» Image region annotations:

⟨

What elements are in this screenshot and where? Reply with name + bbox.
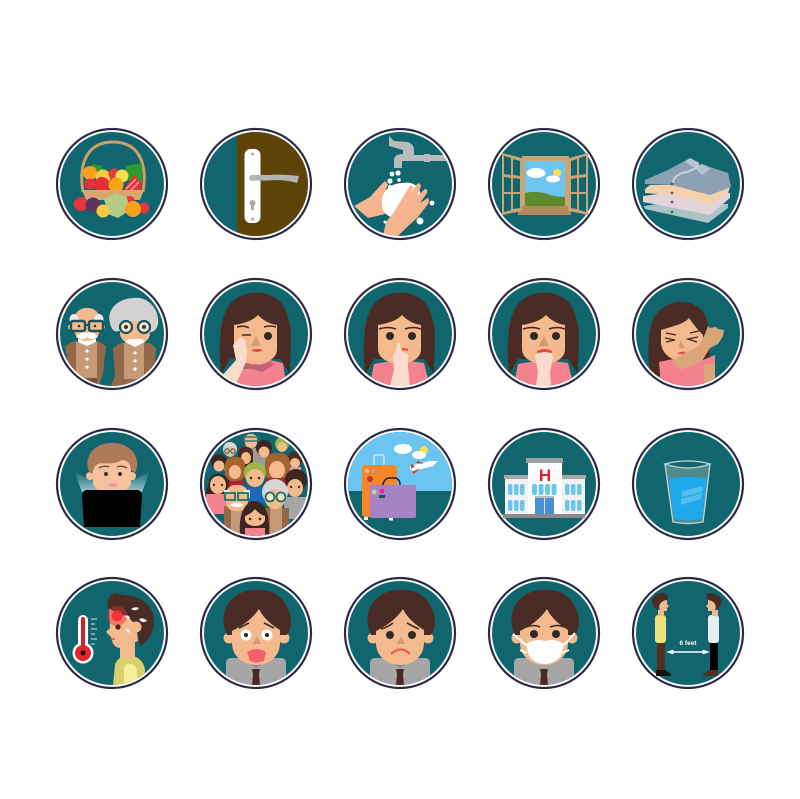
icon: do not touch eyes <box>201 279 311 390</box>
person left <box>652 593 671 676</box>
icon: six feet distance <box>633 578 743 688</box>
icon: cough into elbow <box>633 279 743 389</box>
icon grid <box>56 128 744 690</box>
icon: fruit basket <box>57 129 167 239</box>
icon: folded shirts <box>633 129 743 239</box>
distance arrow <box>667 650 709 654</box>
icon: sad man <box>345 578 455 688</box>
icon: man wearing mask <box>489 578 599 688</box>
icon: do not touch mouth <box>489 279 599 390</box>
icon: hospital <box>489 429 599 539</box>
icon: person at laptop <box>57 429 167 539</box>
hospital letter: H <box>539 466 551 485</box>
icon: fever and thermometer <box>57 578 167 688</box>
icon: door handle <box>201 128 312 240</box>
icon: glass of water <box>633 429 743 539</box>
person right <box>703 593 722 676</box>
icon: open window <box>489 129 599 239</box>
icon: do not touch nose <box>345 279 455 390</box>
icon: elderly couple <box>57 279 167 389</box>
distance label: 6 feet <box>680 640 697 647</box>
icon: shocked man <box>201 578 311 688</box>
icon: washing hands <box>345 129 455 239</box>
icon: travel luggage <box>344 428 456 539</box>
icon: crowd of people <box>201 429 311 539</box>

⟩

» SET EXERCISE:
Rewrite the lines between the one containing "icon: do not touch eyes" and the one containing "icon: glass of", inclusive, switching "touch" to "rub" and leaving everything else unchanged.

» RESPONSE TO THE TASK:
icon: do not rub eyes <box>201 279 311 390</box>
person left <box>652 593 671 676</box>
icon: six feet distance <box>633 578 743 688</box>
icon: cough into elbow <box>633 279 743 389</box>
icon grid <box>56 128 744 690</box>
icon: fruit basket <box>57 129 167 239</box>
icon: folded shirts <box>633 129 743 239</box>
distance arrow <box>667 650 709 654</box>
icon: sad man <box>345 578 455 688</box>
icon: man wearing mask <box>489 578 599 688</box>
icon: do not rub mouth <box>489 279 599 390</box>
icon: hospital <box>489 429 599 539</box>
icon: person at laptop <box>57 429 167 539</box>
hospital letter: H <box>539 466 551 485</box>
icon: fever and thermometer <box>57 578 167 688</box>
icon: door handle <box>201 128 312 240</box>
icon: glass of water <box>633 429 743 539</box>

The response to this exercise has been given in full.